** Page text **
▬▬▬

Aleksandr Khokhlachyov

Personal information
- Full name: Aleksandr Vladimirovich Khokhlachyov
- Date of birth: 8 May 1997 (age 29)
- Place of birth: Rostov-on-Don, Russia
- Height: 1.82 m (6 ft 0 in)
- Position: Forward

Team information
- Current team: Rotor Volgograd
- Number: 7

Senior career*
- Years: Team / Apps / (Gls)
- 2012–2013: FC Donenergo Aksay
- 2014–2015: Viktor Ponedelnik Academy (amateur)
- 2016–2025: Chayka Peschanokopskoye / 258 / (49)
- 2025–: Rotor Volgograd / 21 / (3)
- 2026–: → Rotor-2 Volgograd / 3 / (1)

▬▬▬

Bounding box prediction data:
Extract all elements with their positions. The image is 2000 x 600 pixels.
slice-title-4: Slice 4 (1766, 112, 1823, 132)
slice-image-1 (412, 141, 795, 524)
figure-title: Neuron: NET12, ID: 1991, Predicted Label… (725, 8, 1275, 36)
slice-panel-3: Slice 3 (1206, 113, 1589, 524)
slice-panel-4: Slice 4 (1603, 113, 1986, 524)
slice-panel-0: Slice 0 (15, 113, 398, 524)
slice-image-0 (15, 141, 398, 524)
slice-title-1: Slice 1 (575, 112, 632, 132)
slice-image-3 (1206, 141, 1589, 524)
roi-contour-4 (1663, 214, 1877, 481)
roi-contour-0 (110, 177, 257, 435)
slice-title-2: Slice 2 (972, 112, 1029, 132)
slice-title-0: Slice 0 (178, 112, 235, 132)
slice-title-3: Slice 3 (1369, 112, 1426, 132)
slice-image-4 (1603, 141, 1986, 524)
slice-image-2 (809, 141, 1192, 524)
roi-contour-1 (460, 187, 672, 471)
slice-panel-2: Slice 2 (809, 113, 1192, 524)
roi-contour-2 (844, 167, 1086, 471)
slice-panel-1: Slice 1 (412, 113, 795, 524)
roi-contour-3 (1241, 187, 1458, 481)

▬▬▬

** Tasks to complete **
A. Reproduce the Aleksandr Khokhlachyov profile starting with "Senior career*" and going on through "Peschanokopskoye / 258 / (49)", replacing "amateur" with "youth".
B. Could you write the next part of the Aleksandr Khokhlachyov profile, picking up after its final line?

** Results of the exercise **
A.
Senior career*
- Years: Team / Apps / (Gls)
- 2012–2013: FC Donenergo Aksay
- 2014–2015: Viktor Ponedelnik Academy (youth)
- 2016–2025: Chayka Peschanokopskoye / 258 / (49)

B.
= Aleksandr Khokhlachyov (footballer) =

Russian footballer

Aleksandr Vladimirovich Khokhlachyov (Александр Владимирович Хохлачёв; born 8 May 1997) is a Russian football player who plays for Rotor Volgograd.

==Club career==
He made his debut in the Russian Professional Football League for Chayka Peschanokopskoye on 28 July 2016 in a game against Biolog-Novokubansk. He made his Russian Football National League debut for Chayka on 7 July 2019 in a game against Chertanovo Moscow.